**Problem statement:** From the listing below, pick out each line with the word "text".
-------- Provided material
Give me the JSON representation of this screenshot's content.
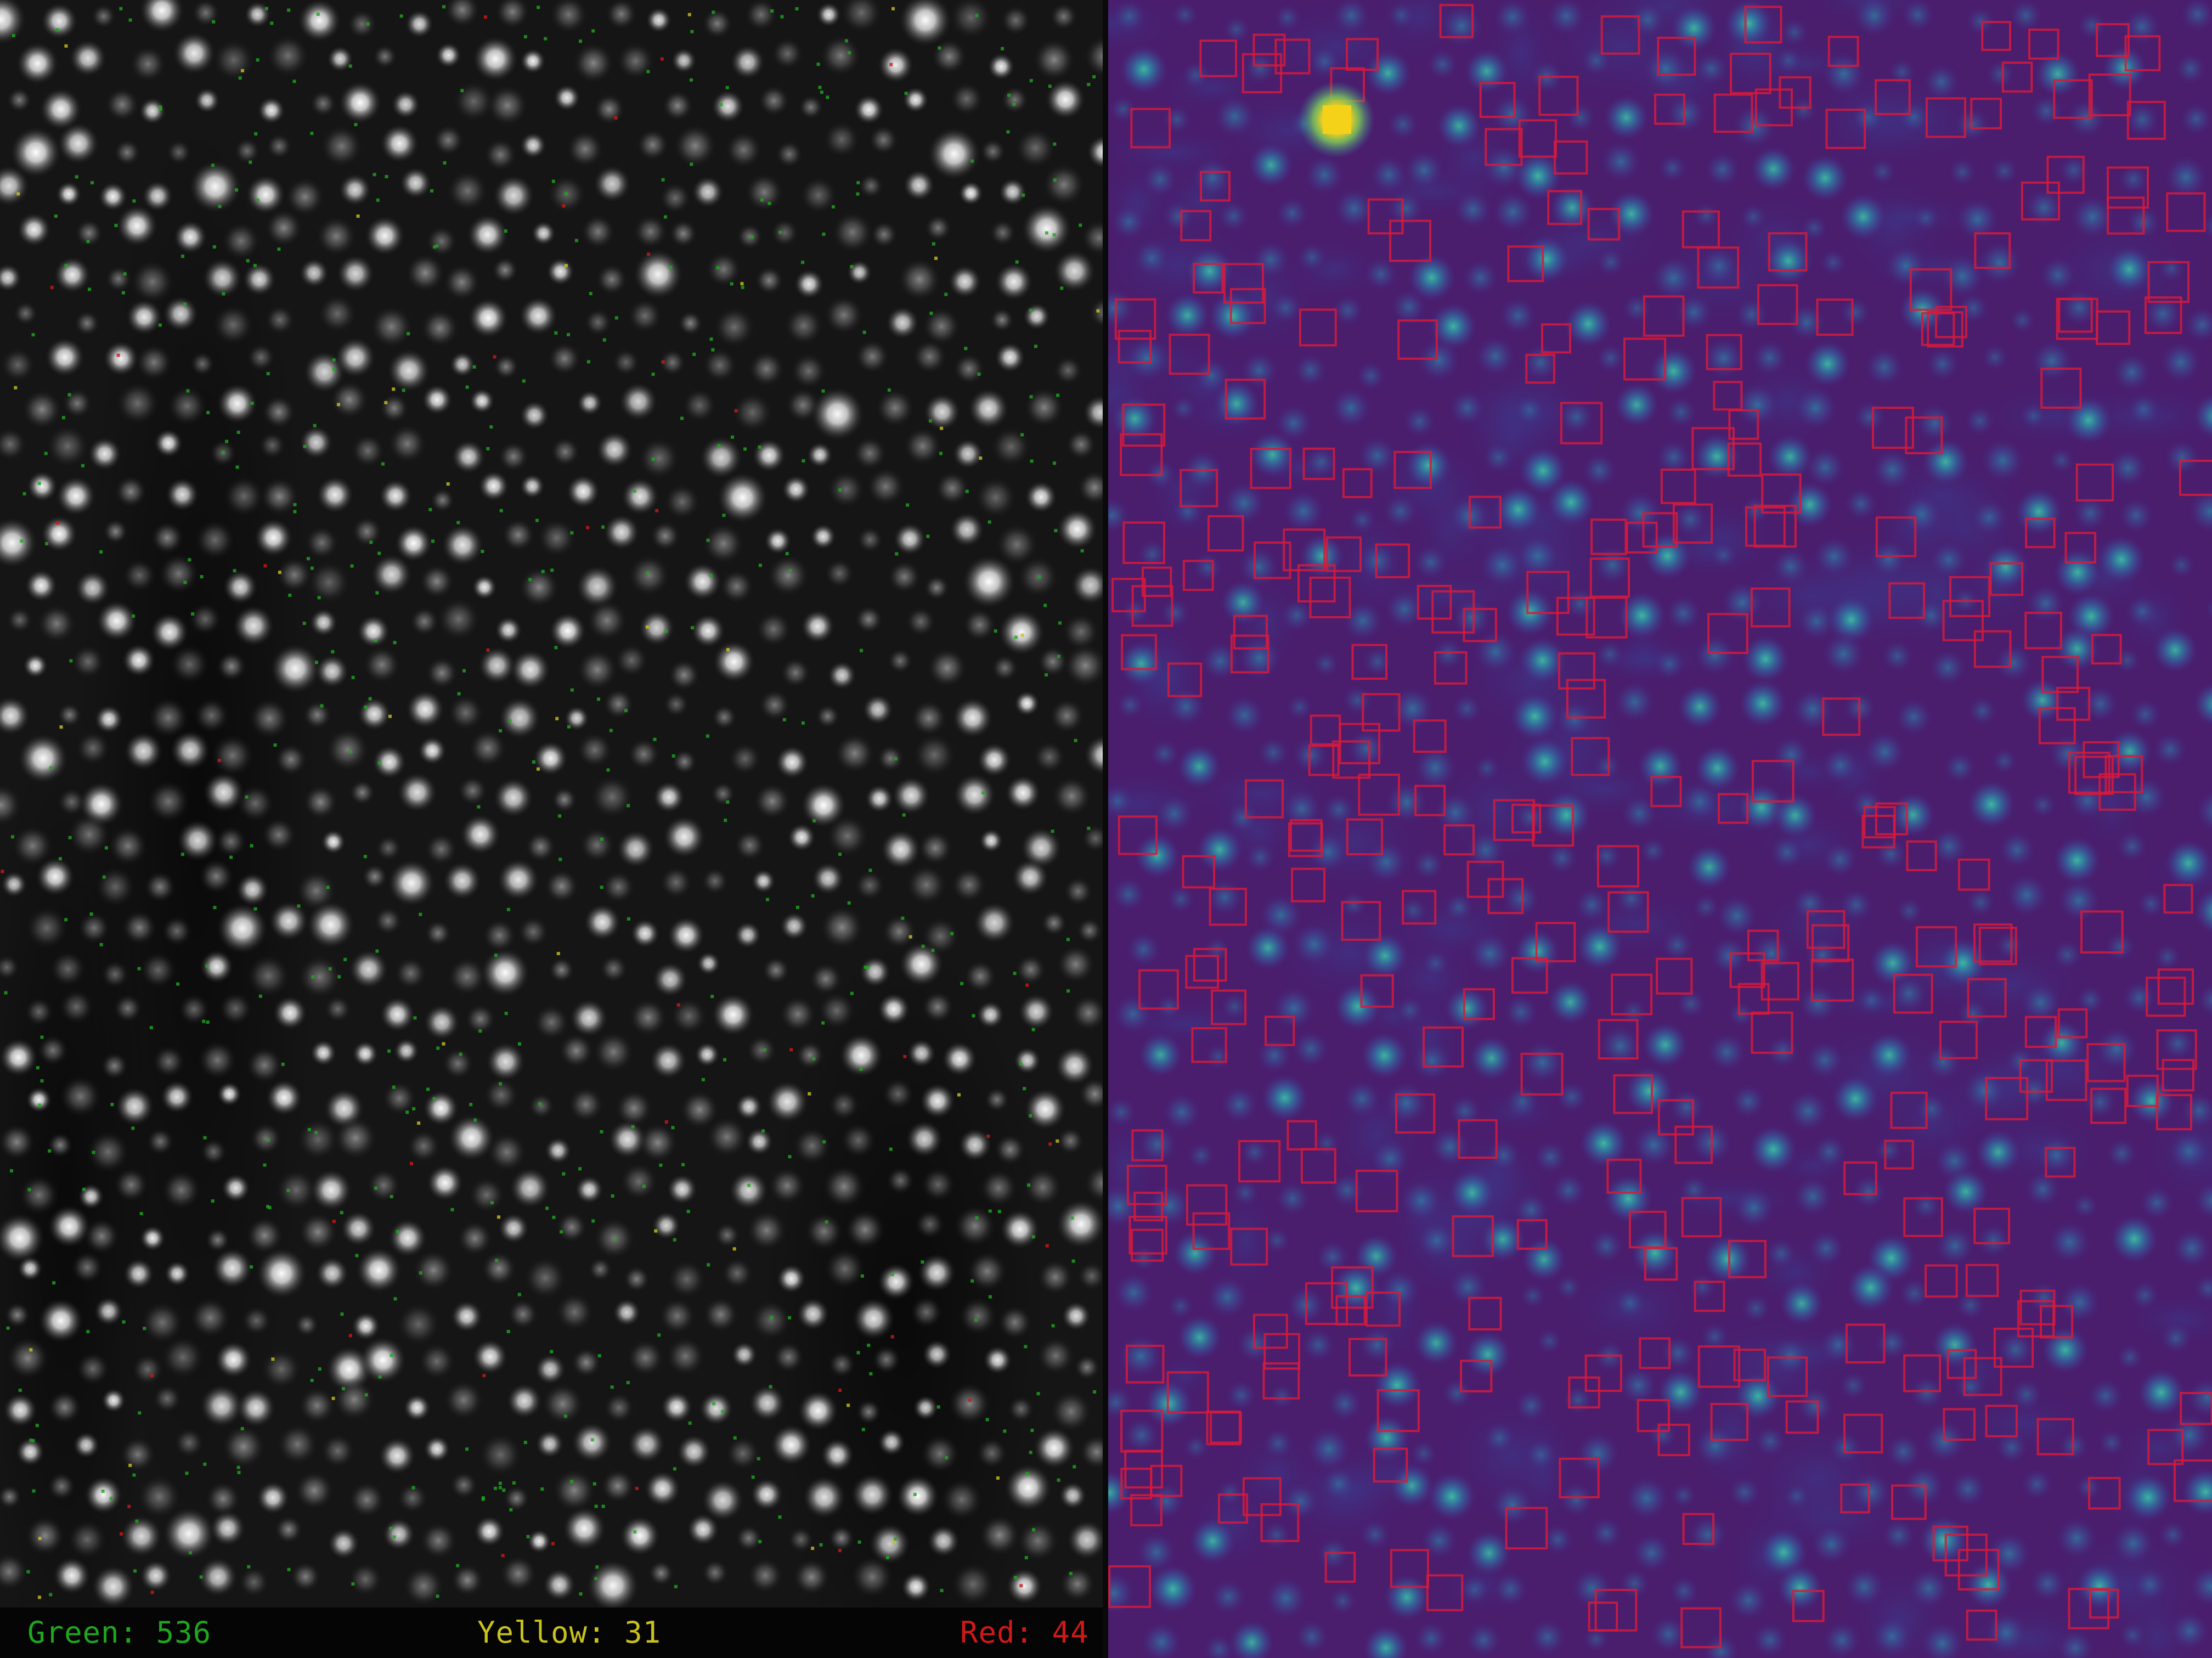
{
  "legend": {
    "green": {
      "text": "Green: 536",
      "label": "Green",
      "count": 536,
      "color": "#1fa61f"
    },
    "yellow": {
      "text": "Yellow: 31",
      "label": "Yellow",
      "count": 31,
      "color": "#c9c21c"
    },
    "red": {
      "text": "Red: 44",
      "label": "Red",
      "count": 44,
      "color": "#d11818"
    }
  },
  "left_image": {
    "kind": "grayscale fluorescence cell microscopy",
    "background_color": "#141414",
    "cell_color": "#f2f2f2",
    "marker_colors": [
      "#1fa61f",
      "#c9c21c",
      "#d11818"
    ]
  },
  "right_image": {
    "kind": "viridis-style intensity heatmap with detection boxes",
    "background_color": "#4b1c6e",
    "cell_glow_color": "#2a8f9a",
    "hotspot_color": "#f4d21a",
    "box_color": "#d61a3c"
  }
}
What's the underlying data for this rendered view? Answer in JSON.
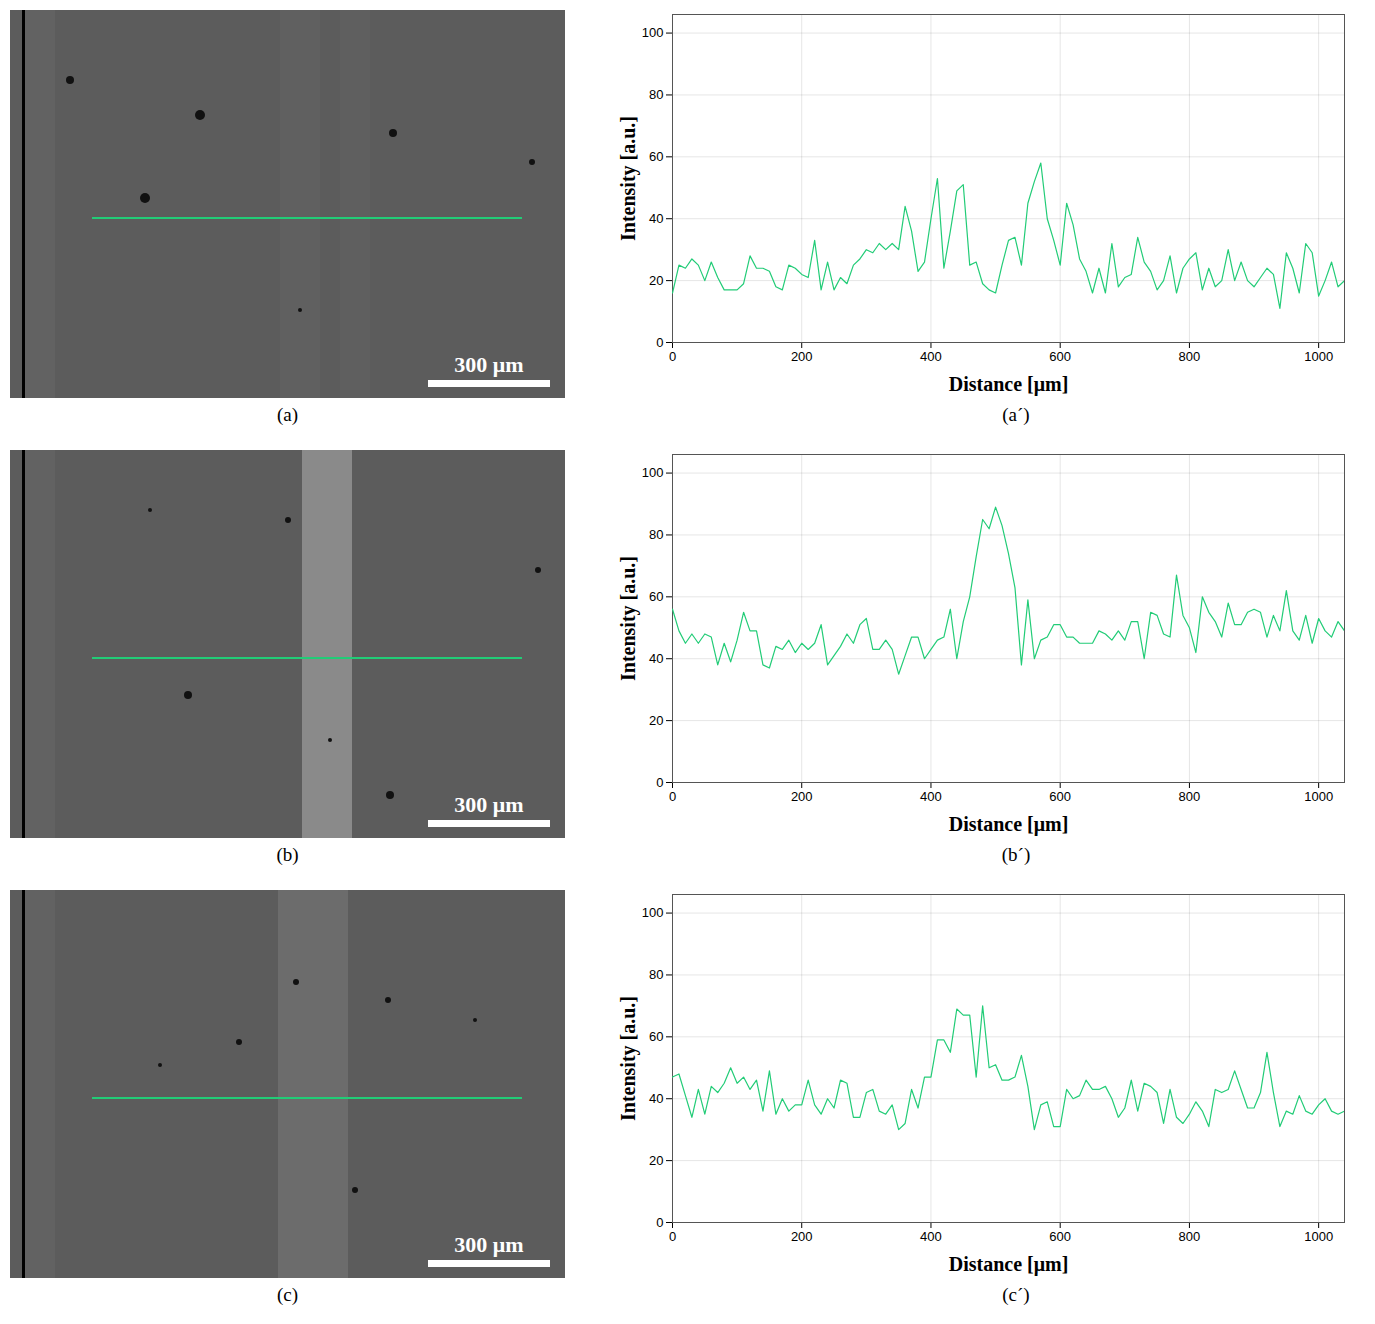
{
  "images": [
    {
      "label": "(a)",
      "scale_bar": "300 μm"
    },
    {
      "label": "(b)",
      "scale_bar": "300 μm"
    },
    {
      "label": "(c)",
      "scale_bar": "300 μm"
    }
  ],
  "chart_data": [
    {
      "type": "line",
      "label": "(a´)",
      "xlabel": "Distance [μm]",
      "ylabel": "Intensity [a.u.]",
      "color": "#22cc77",
      "xlim": [
        0,
        1040
      ],
      "ylim": [
        0,
        106
      ],
      "xticks": [
        0,
        200,
        400,
        600,
        800,
        1000
      ],
      "yticks": [
        0,
        20,
        40,
        60,
        80,
        100
      ],
      "grid": true,
      "x": [
        0,
        10,
        20,
        30,
        40,
        50,
        60,
        70,
        80,
        90,
        100,
        110,
        120,
        130,
        140,
        150,
        160,
        170,
        180,
        190,
        200,
        210,
        220,
        230,
        240,
        250,
        260,
        270,
        280,
        290,
        300,
        310,
        320,
        330,
        340,
        350,
        360,
        370,
        380,
        390,
        400,
        410,
        420,
        430,
        440,
        450,
        460,
        470,
        480,
        490,
        500,
        510,
        520,
        530,
        540,
        550,
        560,
        570,
        580,
        590,
        600,
        610,
        620,
        630,
        640,
        650,
        660,
        670,
        680,
        690,
        700,
        710,
        720,
        730,
        740,
        750,
        760,
        770,
        780,
        790,
        800,
        810,
        820,
        830,
        840,
        850,
        860,
        870,
        880,
        890,
        900,
        910,
        920,
        930,
        940,
        950,
        960,
        970,
        980,
        990,
        1000,
        1010,
        1020,
        1030,
        1040
      ],
      "values": [
        16,
        25,
        24,
        27,
        25,
        20,
        26,
        21,
        17,
        17,
        17,
        19,
        28,
        24,
        24,
        23,
        18,
        17,
        25,
        24,
        22,
        21,
        33,
        17,
        26,
        17,
        21,
        19,
        25,
        27,
        30,
        29,
        32,
        30,
        32,
        30,
        44,
        36,
        23,
        26,
        40,
        53,
        24,
        36,
        49,
        51,
        25,
        26,
        19,
        17,
        16,
        25,
        33,
        34,
        25,
        45,
        52,
        58,
        40,
        33,
        25,
        45,
        38,
        27,
        23,
        16,
        24,
        16,
        32,
        18,
        21,
        22,
        34,
        26,
        23,
        17,
        20,
        28,
        16,
        24,
        27,
        29,
        17,
        24,
        18,
        20,
        30,
        20,
        26,
        20,
        18,
        21,
        24,
        22,
        11,
        29,
        24,
        16,
        32,
        29,
        15,
        20,
        26,
        18,
        20
      ]
    },
    {
      "type": "line",
      "label": "(b´)",
      "xlabel": "Distance [μm]",
      "ylabel": "Intensity [a.u.]",
      "color": "#22cc77",
      "xlim": [
        0,
        1040
      ],
      "ylim": [
        0,
        106
      ],
      "xticks": [
        0,
        200,
        400,
        600,
        800,
        1000
      ],
      "yticks": [
        0,
        20,
        40,
        60,
        80,
        100
      ],
      "grid": true,
      "x": [
        0,
        10,
        20,
        30,
        40,
        50,
        60,
        70,
        80,
        90,
        100,
        110,
        120,
        130,
        140,
        150,
        160,
        170,
        180,
        190,
        200,
        210,
        220,
        230,
        240,
        250,
        260,
        270,
        280,
        290,
        300,
        310,
        320,
        330,
        340,
        350,
        360,
        370,
        380,
        390,
        400,
        410,
        420,
        430,
        440,
        450,
        460,
        470,
        480,
        490,
        500,
        510,
        520,
        530,
        540,
        550,
        560,
        570,
        580,
        590,
        600,
        610,
        620,
        630,
        640,
        650,
        660,
        670,
        680,
        690,
        700,
        710,
        720,
        730,
        740,
        750,
        760,
        770,
        780,
        790,
        800,
        810,
        820,
        830,
        840,
        850,
        860,
        870,
        880,
        890,
        900,
        910,
        920,
        930,
        940,
        950,
        960,
        970,
        980,
        990,
        1000,
        1010,
        1020,
        1030,
        1040
      ],
      "values": [
        56,
        49,
        45,
        48,
        45,
        48,
        47,
        38,
        45,
        39,
        46,
        55,
        49,
        49,
        38,
        37,
        44,
        43,
        46,
        42,
        45,
        43,
        45,
        51,
        38,
        41,
        44,
        48,
        45,
        51,
        53,
        43,
        43,
        46,
        43,
        35,
        41,
        47,
        47,
        40,
        43,
        46,
        47,
        56,
        40,
        52,
        60,
        73,
        85,
        82,
        89,
        83,
        74,
        63,
        38,
        59,
        40,
        46,
        47,
        51,
        51,
        47,
        47,
        45,
        45,
        45,
        49,
        48,
        46,
        49,
        46,
        52,
        52,
        40,
        55,
        54,
        48,
        47,
        67,
        54,
        50,
        42,
        60,
        55,
        52,
        47,
        58,
        51,
        51,
        55,
        56,
        55,
        47,
        54,
        49,
        62,
        49,
        46,
        54,
        45,
        53,
        49,
        47,
        52,
        49
      ]
    },
    {
      "type": "line",
      "label": "(c´)",
      "xlabel": "Distance [μm]",
      "ylabel": "Intensity [a.u.]",
      "color": "#22cc77",
      "xlim": [
        0,
        1040
      ],
      "ylim": [
        0,
        106
      ],
      "xticks": [
        0,
        200,
        400,
        600,
        800,
        1000
      ],
      "yticks": [
        0,
        20,
        40,
        60,
        80,
        100
      ],
      "grid": true,
      "x": [
        0,
        10,
        20,
        30,
        40,
        50,
        60,
        70,
        80,
        90,
        100,
        110,
        120,
        130,
        140,
        150,
        160,
        170,
        180,
        190,
        200,
        210,
        220,
        230,
        240,
        250,
        260,
        270,
        280,
        290,
        300,
        310,
        320,
        330,
        340,
        350,
        360,
        370,
        380,
        390,
        400,
        410,
        420,
        430,
        440,
        450,
        460,
        470,
        480,
        490,
        500,
        510,
        520,
        530,
        540,
        550,
        560,
        570,
        580,
        590,
        600,
        610,
        620,
        630,
        640,
        650,
        660,
        670,
        680,
        690,
        700,
        710,
        720,
        730,
        740,
        750,
        760,
        770,
        780,
        790,
        800,
        810,
        820,
        830,
        840,
        850,
        860,
        870,
        880,
        890,
        900,
        910,
        920,
        930,
        940,
        950,
        960,
        970,
        980,
        990,
        1000,
        1010,
        1020,
        1030,
        1040
      ],
      "values": [
        47,
        48,
        41,
        34,
        43,
        35,
        44,
        42,
        45,
        50,
        45,
        47,
        43,
        46,
        36,
        49,
        35,
        40,
        36,
        38,
        38,
        46,
        38,
        35,
        40,
        37,
        46,
        45,
        34,
        34,
        42,
        43,
        36,
        35,
        38,
        30,
        32,
        43,
        37,
        47,
        47,
        59,
        59,
        55,
        69,
        67,
        67,
        47,
        70,
        50,
        51,
        46,
        46,
        47,
        54,
        44,
        30,
        38,
        39,
        31,
        31,
        43,
        40,
        41,
        46,
        43,
        43,
        44,
        40,
        34,
        37,
        46,
        36,
        45,
        44,
        42,
        32,
        43,
        34,
        32,
        35,
        39,
        36,
        31,
        43,
        42,
        43,
        49,
        43,
        37,
        37,
        42,
        55,
        42,
        31,
        36,
        35,
        41,
        36,
        35,
        38,
        40,
        36,
        35,
        36
      ]
    }
  ]
}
----------------
**Output of the task:**
      "text": "Green: 536",
      "text": "Yellow: 31",
      "text": "Red: 44",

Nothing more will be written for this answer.